== REQUIRED WORK ==
From the entries below, gather each line containing the word "порядке".

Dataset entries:
(begin)

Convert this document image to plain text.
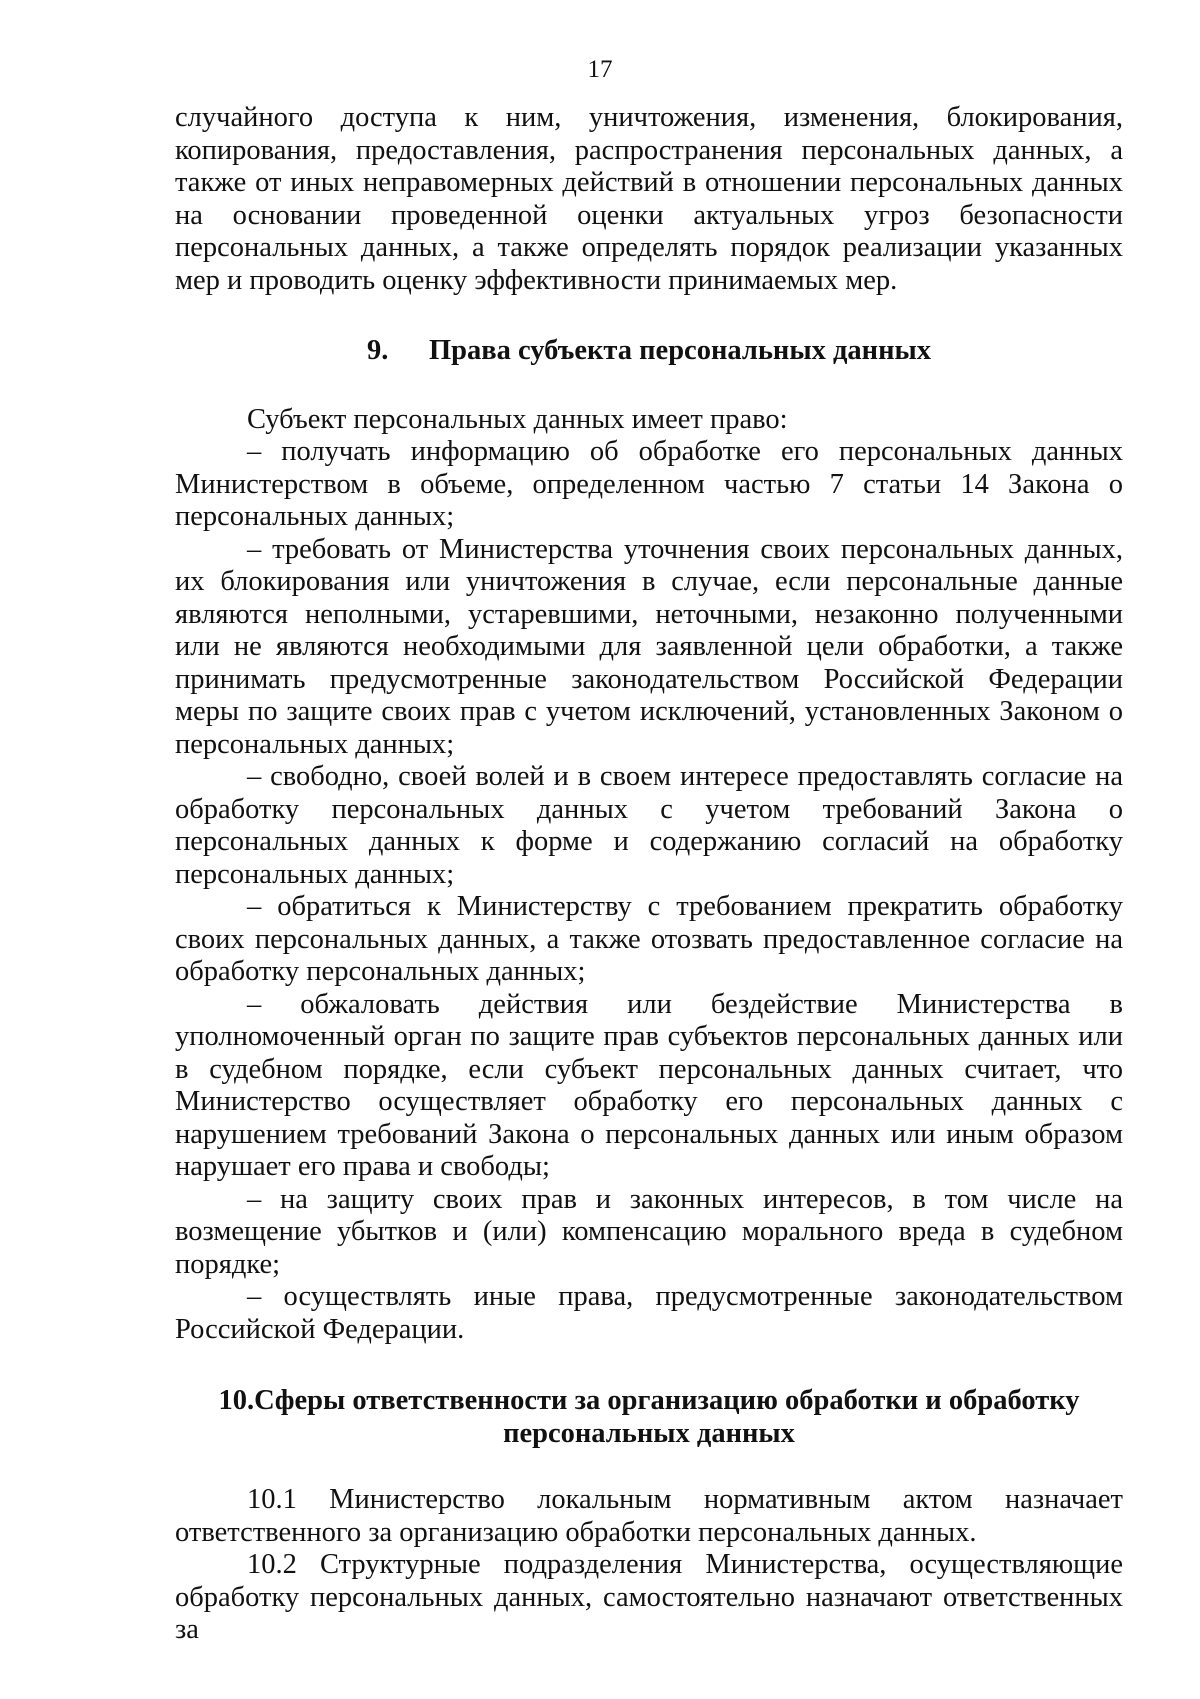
17

случайного доступа к ним, уничтожения, изменения, блокирования, копирования, предоставления, распространения персональных данных, а также от иных неправомерных действий в отношении персональных данных на основании проведенной оценки актуальных угроз безопасности персональных данных, а также определять порядок реализации указанных мер и проводить оценку эффективности принимаемых мер.

9. Права субъекта персональных данных

Субъект персональных данных имеет право:

– получать информацию об обработке его персональных данных Министерством в объеме, определенном частью 7 статьи 14 Закона о персональных данных;

– требовать от Министерства уточнения своих персональных данных, их блокирования или уничтожения в случае, если персональные данные являются неполными, устаревшими, неточными, незаконно полученными или не являются необходимыми для заявленной цели обработки, а также принимать предусмотренные законодательством Российской Федерации меры по защите своих прав с учетом исключений, установленных Законом о персональных данных;

– свободно, своей волей и в своем интересе предоставлять согласие на обработку персональных данных с учетом требований Закона о персональных данных к форме и содержанию согласий на обработку персональных данных;

– обратиться к Министерству с требованием прекратить обработку своих персональных данных, а также отозвать предоставленное согласие на обработку персональных данных;

– обжаловать действия или бездействие Министерства в уполномоченный орган по защите прав субъектов персональных данных или в судебном порядке, если субъект персональных данных считает, что Министерство осуществляет обработку его персональных данных с нарушением требований Закона о персональных данных или иным образом нарушает его права и свободы;

– на защиту своих прав и законных интересов, в том числе на возмещение убытков и (или) компенсацию морального вреда в судебном порядке;

– осуществлять иные права, предусмотренные законодательством Российской Федерации.

10.Сферы ответственности за организацию обработки и обработку
персональных данных

10.1 Министерство локальным нормативным актом назначает ответственного за организацию обработки персональных данных.

10.2 Структурные подразделения Министерства, осуществляющие обработку персональных данных, самостоятельно назначают ответственных за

(end)

== PROBLEM SOLUTION ==
– обжаловать действия или бездействие Министерства в уполномоченный орган по защите прав субъектов персональных данных или в судебном порядке, если субъект персональных данных считает, что Министерство осуществляет обработку его персональных данных с нарушением требований Закона о персональных данных или иным образом нарушает его права и свободы;
– на защиту своих прав и законных интересов, в том числе на возмещение убытков и (или) компенсацию морального вреда в судебном порядке;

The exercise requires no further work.